**Problem description**
Copy every line of the material below word for word, leaving out the pictures.
▼▼▼
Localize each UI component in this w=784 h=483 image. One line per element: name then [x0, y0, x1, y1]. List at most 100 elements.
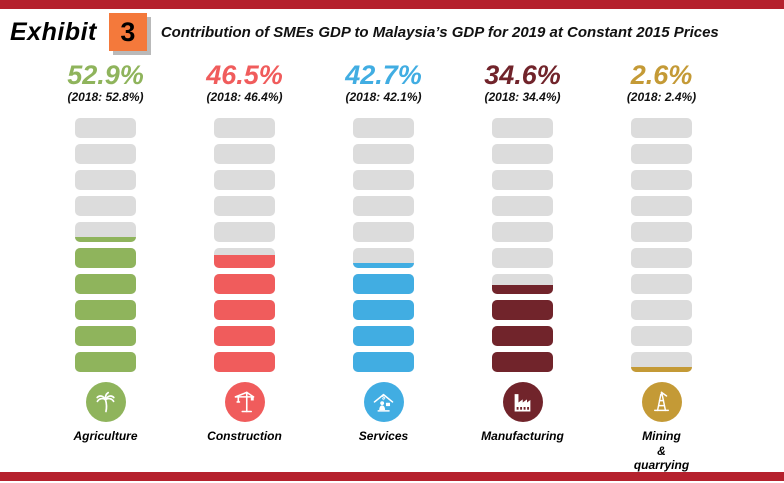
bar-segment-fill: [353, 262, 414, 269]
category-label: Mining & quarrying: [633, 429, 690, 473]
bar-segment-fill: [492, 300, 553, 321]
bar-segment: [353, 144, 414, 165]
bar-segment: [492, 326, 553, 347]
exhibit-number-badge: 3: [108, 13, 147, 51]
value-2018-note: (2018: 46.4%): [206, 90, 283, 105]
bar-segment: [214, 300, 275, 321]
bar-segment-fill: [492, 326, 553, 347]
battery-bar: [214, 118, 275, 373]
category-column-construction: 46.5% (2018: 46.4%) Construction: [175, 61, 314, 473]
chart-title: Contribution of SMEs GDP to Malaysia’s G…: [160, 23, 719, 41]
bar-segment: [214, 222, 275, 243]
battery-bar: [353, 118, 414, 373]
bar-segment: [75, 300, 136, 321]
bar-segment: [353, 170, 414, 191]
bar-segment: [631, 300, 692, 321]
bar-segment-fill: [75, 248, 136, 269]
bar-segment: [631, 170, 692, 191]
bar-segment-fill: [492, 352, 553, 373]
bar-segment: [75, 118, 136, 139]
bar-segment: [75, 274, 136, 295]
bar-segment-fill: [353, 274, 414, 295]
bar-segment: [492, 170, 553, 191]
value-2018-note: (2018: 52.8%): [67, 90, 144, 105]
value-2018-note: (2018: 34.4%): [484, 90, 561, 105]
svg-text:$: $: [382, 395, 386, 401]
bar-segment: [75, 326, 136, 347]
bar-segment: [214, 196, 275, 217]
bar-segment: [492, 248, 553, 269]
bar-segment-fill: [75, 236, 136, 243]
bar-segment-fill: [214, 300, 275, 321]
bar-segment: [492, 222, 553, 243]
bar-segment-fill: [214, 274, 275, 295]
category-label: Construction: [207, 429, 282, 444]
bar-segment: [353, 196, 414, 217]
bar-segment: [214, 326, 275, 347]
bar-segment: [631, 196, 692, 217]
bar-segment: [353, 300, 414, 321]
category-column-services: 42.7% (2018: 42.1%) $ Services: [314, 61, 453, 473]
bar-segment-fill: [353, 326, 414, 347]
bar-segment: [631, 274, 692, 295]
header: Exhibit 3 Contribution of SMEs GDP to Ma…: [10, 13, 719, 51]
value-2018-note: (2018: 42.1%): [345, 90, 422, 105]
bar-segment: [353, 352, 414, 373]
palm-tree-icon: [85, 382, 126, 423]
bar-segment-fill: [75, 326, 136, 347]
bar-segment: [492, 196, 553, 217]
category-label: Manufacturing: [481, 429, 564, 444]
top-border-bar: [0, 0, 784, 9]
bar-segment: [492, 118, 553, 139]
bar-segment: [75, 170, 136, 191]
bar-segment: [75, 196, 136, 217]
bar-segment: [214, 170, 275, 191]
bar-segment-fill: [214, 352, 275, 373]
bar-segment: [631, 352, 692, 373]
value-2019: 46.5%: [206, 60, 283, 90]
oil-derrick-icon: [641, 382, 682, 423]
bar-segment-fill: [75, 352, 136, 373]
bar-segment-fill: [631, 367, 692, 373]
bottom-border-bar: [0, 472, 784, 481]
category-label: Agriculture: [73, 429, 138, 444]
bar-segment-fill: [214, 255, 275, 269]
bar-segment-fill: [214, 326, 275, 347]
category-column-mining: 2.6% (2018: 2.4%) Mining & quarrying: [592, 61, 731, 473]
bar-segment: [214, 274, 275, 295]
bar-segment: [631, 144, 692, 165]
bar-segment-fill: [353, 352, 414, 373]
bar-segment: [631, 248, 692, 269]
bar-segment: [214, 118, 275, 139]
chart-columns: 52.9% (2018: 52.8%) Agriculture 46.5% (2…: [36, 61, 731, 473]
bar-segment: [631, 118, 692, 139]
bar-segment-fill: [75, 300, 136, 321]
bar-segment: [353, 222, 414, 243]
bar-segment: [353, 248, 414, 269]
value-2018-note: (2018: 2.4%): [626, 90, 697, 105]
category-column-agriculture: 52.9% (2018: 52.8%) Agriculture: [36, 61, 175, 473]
▲▲▲
**Finished answer**
Localize each UI component in this w=784 h=483 image. One line per element: name then [x0, y0, x1, y1]. List at most 100 elements.
bar-segment-fill: [353, 262, 414, 269]
category-label: Mining & quarrying: [633, 429, 690, 473]
bar-segment-fill: [492, 300, 553, 321]
bar-segment: [353, 144, 414, 165]
bar-segment: [492, 326, 553, 347]
exhibit-number-badge: 3: [108, 13, 147, 51]
value-2018-note: (2018: 46.4%): [206, 90, 283, 105]
bar-segment: [214, 300, 275, 321]
bar-segment-fill: [492, 326, 553, 347]
battery-bar: [214, 118, 275, 373]
category-column-construction: 46.5% (2018: 46.4%) Construction: [175, 61, 314, 473]
chart-title: Contribution of SMEs GDP to Malaysia’s G…: [160, 23, 719, 41]
bar-segment: [214, 222, 275, 243]
battery-bar: [353, 118, 414, 373]
bar-segment: [75, 300, 136, 321]
bar-segment: [353, 170, 414, 191]
bar-segment: [631, 300, 692, 321]
bar-segment-fill: [75, 248, 136, 269]
bar-segment: [631, 170, 692, 191]
bar-segment-fill: [492, 352, 553, 373]
bar-segment: [75, 118, 136, 139]
bar-segment: [75, 274, 136, 295]
bar-segment-fill: [353, 274, 414, 295]
bar-segment: [492, 170, 553, 191]
value-2018-note: (2018: 52.8%): [67, 90, 144, 105]
value-2018-note: (2018: 34.4%): [484, 90, 561, 105]
svg-text:$: $: [382, 395, 386, 401]
bar-segment: [75, 326, 136, 347]
bar-segment: [214, 196, 275, 217]
bar-segment: [492, 248, 553, 269]
bar-segment-fill: [75, 236, 136, 243]
bar-segment-fill: [214, 300, 275, 321]
bar-segment: [492, 222, 553, 243]
bar-segment-fill: [214, 274, 275, 295]
category-label: Construction: [207, 429, 282, 444]
bar-segment: [353, 196, 414, 217]
bar-segment: [214, 326, 275, 347]
bar-segment: [631, 196, 692, 217]
bar-segment: [353, 300, 414, 321]
category-column-services: 42.7% (2018: 42.1%) $ Services: [314, 61, 453, 473]
bar-segment-fill: [353, 326, 414, 347]
bar-segment: [631, 274, 692, 295]
header: Exhibit 3 Contribution of SMEs GDP to Ma…: [10, 13, 719, 51]
value-2018-note: (2018: 42.1%): [345, 90, 422, 105]
bar-segment: [353, 352, 414, 373]
palm-tree-icon: [85, 382, 126, 423]
bar-segment-fill: [75, 326, 136, 347]
bar-segment: [492, 196, 553, 217]
category-label: Manufacturing: [481, 429, 564, 444]
top-border-bar: [0, 0, 784, 9]
bar-segment: [492, 118, 553, 139]
bar-segment: [75, 170, 136, 191]
bar-segment: [75, 196, 136, 217]
bar-segment: [214, 170, 275, 191]
bar-segment-fill: [214, 352, 275, 373]
bar-segment: [631, 352, 692, 373]
value-2019: 46.5%: [206, 60, 283, 90]
oil-derrick-icon: [641, 382, 682, 423]
bar-segment-fill: [75, 352, 136, 373]
bar-segment-fill: [631, 367, 692, 373]
bottom-border-bar: [0, 472, 784, 481]
category-label: Agriculture: [73, 429, 138, 444]
bar-segment-fill: [214, 255, 275, 269]
bar-segment-fill: [214, 326, 275, 347]
category-column-mining: 2.6% (2018: 2.4%) Mining & quarrying: [592, 61, 731, 473]
bar-segment: [214, 274, 275, 295]
bar-segment: [631, 144, 692, 165]
bar-segment-fill: [353, 352, 414, 373]
bar-segment: [631, 248, 692, 269]
bar-segment: [214, 118, 275, 139]
chart-columns: 52.9% (2018: 52.8%) Agriculture 46.5% (2…: [36, 61, 731, 473]
bar-segment: [631, 118, 692, 139]
bar-segment-fill: [75, 300, 136, 321]
bar-segment: [353, 222, 414, 243]
bar-segment: [353, 248, 414, 269]
value-2018-note: (2018: 2.4%): [626, 90, 697, 105]
category-column-agriculture: 52.9% (2018: 52.8%) Agriculture: [36, 61, 175, 473]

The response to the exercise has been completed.